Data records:
☆ ☆ ☆ ☆ ☆ ☆ ☆

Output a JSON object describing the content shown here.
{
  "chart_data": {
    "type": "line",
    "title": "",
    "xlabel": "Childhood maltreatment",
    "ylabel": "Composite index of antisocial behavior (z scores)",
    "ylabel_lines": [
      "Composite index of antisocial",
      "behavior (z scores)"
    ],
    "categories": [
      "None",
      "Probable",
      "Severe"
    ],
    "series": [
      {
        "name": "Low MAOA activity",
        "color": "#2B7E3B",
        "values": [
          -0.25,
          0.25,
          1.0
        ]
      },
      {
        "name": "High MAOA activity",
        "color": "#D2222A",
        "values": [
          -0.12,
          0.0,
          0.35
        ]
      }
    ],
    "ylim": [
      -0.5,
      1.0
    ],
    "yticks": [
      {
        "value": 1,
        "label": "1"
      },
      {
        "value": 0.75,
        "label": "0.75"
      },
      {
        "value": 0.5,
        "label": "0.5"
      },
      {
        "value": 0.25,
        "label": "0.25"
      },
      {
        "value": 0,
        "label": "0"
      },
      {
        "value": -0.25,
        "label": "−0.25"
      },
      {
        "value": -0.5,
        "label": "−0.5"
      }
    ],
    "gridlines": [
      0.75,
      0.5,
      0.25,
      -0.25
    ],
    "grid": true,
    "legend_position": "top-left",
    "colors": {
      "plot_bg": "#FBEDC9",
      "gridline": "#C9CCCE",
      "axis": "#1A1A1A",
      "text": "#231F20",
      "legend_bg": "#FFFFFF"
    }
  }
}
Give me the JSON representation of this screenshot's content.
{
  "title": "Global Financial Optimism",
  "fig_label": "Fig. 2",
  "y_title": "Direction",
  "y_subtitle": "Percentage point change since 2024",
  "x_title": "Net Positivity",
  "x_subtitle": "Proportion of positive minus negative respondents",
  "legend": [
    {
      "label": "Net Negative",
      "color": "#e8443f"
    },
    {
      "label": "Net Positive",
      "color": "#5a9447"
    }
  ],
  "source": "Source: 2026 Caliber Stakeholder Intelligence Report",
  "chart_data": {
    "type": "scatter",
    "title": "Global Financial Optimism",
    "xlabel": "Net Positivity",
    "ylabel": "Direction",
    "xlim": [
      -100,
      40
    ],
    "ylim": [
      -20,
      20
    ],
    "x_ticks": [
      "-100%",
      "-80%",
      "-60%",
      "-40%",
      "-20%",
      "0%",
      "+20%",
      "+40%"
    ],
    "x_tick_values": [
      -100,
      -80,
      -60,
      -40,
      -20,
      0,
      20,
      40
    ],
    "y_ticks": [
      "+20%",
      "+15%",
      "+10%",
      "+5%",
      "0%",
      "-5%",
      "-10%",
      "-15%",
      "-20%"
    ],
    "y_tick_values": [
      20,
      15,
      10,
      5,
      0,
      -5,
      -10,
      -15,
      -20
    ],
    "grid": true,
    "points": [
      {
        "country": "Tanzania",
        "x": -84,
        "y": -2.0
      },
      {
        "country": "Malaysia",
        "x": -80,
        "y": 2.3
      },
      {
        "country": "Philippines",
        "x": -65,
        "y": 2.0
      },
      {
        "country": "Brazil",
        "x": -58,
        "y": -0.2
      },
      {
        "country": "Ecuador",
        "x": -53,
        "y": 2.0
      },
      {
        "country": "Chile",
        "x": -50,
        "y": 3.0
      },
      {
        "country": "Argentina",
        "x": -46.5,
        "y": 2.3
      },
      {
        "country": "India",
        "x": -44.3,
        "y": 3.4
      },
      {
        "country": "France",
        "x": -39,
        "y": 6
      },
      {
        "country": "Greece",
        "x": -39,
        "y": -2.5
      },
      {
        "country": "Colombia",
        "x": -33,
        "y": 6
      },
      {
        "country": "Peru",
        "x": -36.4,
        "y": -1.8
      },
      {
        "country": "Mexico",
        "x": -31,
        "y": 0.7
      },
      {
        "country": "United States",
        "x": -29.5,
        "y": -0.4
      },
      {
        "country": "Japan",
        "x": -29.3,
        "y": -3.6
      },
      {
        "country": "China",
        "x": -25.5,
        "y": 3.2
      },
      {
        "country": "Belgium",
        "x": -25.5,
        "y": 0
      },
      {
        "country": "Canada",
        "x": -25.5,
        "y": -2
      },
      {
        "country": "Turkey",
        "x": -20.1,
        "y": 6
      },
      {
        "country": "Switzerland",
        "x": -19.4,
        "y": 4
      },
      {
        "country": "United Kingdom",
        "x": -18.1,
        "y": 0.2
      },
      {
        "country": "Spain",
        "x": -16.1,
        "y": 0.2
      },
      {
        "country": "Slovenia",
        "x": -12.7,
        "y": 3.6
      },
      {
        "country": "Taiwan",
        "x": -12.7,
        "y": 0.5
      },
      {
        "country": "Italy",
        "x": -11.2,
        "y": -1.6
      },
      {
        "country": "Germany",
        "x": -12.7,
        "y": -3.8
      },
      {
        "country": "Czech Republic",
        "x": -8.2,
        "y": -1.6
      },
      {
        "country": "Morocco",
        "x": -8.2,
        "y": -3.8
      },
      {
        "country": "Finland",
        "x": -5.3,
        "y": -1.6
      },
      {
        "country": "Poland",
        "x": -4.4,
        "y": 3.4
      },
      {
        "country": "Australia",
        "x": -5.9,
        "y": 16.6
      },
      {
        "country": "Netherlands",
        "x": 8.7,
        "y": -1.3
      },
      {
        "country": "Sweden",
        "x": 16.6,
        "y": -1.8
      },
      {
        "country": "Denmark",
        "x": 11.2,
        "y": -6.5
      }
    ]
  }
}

☆ ☆ ☆ ☆ ☆ ☆ ☆

STATED PROBLEM – The word "name" may appear on some lines of these records; state how many such lines there are, and nothing else.

TASK RESULT – 2